---------- RECORDS TO PROCESS ----------

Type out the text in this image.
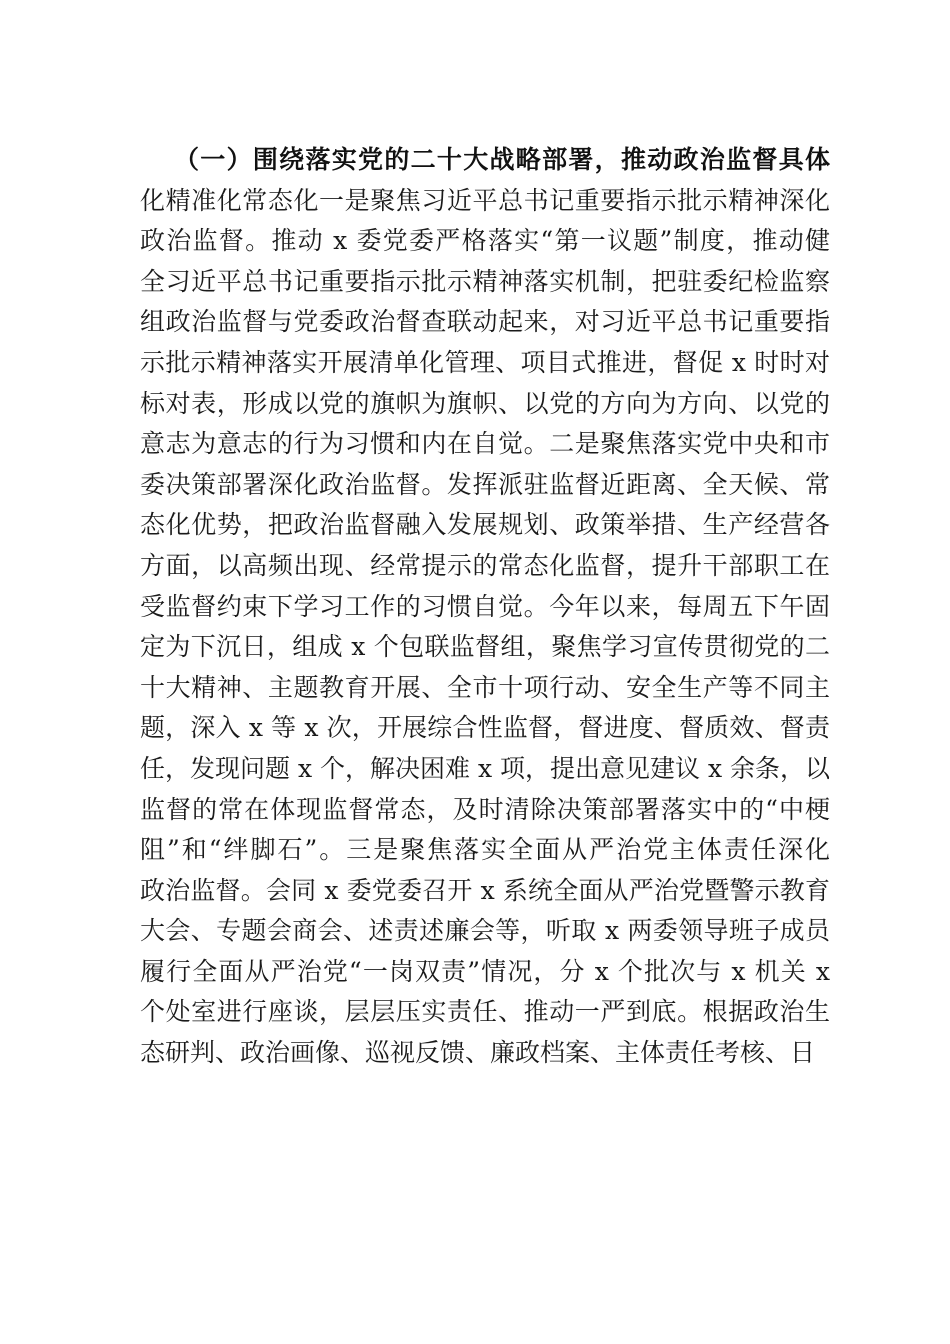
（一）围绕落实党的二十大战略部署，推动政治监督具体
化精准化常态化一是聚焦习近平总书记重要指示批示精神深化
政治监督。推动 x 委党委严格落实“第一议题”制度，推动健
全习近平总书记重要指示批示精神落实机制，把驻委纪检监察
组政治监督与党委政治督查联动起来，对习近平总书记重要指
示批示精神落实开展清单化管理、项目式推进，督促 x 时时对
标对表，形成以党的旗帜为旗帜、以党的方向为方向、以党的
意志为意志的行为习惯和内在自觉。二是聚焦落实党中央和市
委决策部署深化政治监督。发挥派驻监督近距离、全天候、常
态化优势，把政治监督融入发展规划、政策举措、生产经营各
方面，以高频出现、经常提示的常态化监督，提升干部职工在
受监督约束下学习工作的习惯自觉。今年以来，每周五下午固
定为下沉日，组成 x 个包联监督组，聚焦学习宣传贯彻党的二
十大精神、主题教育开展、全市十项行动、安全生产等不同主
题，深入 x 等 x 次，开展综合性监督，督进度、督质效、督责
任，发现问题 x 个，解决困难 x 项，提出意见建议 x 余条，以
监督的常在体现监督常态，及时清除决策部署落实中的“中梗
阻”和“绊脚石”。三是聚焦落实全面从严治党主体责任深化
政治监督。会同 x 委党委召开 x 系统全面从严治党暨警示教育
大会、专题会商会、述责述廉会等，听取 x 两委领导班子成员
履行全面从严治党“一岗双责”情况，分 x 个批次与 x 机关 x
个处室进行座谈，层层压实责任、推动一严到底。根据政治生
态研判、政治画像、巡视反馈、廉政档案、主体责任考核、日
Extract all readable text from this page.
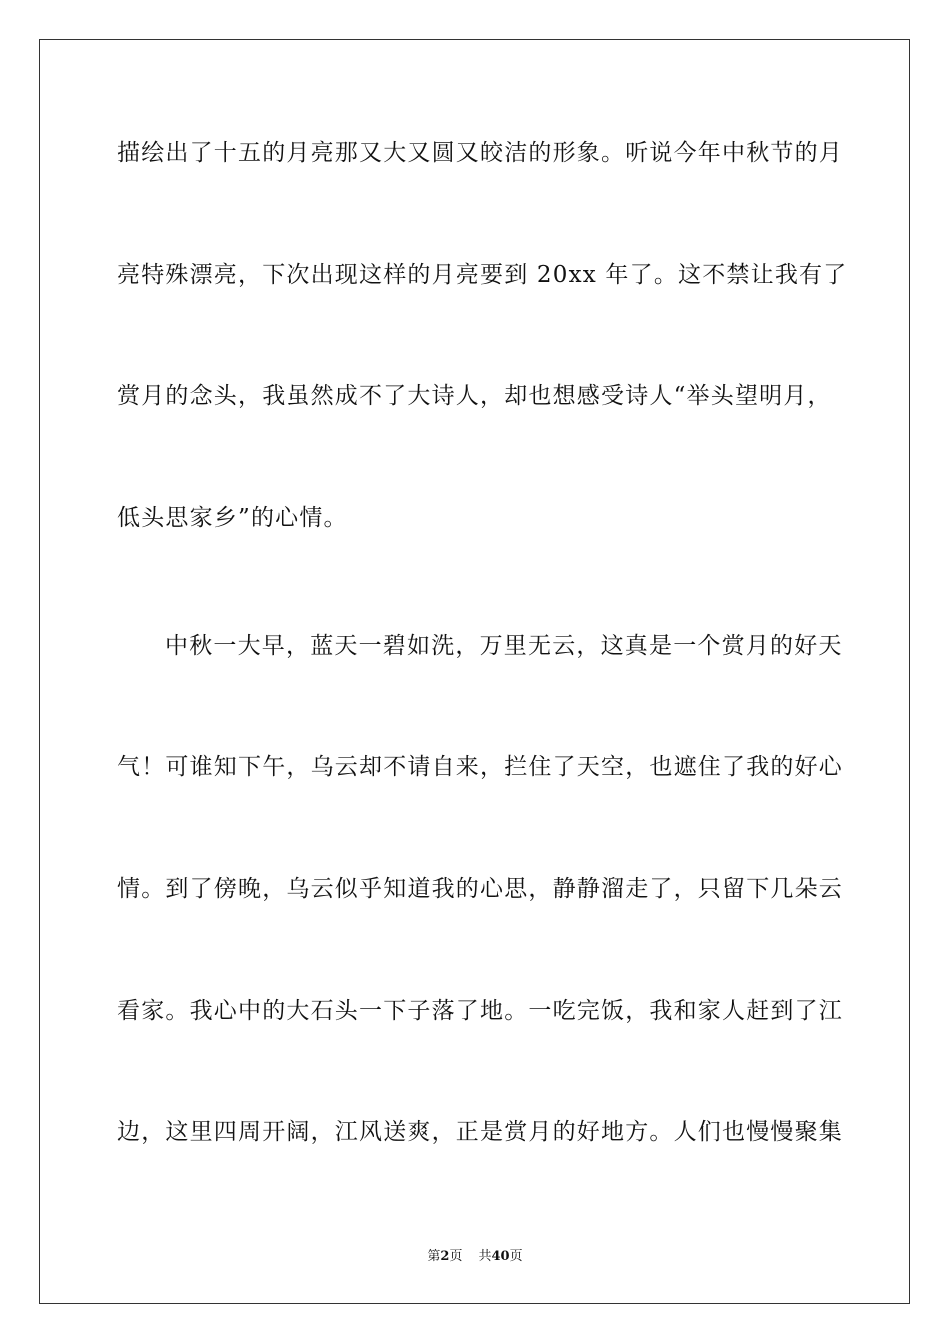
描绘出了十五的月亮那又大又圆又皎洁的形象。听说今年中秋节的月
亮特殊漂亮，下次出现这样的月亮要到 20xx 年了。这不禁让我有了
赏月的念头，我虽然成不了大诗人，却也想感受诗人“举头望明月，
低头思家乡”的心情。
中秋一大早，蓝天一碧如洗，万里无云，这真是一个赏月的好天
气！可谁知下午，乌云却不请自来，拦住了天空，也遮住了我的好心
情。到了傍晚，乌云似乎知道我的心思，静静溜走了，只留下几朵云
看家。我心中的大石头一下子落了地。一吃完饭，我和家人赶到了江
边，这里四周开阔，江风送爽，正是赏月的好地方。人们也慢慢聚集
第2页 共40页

----------

▸ EXERCISE DIRECTIONS:
Copy all lines from the material that include "text".

▸ SOLUTION BELOW:
Type out the text in this image.
Extract all readable text from this page.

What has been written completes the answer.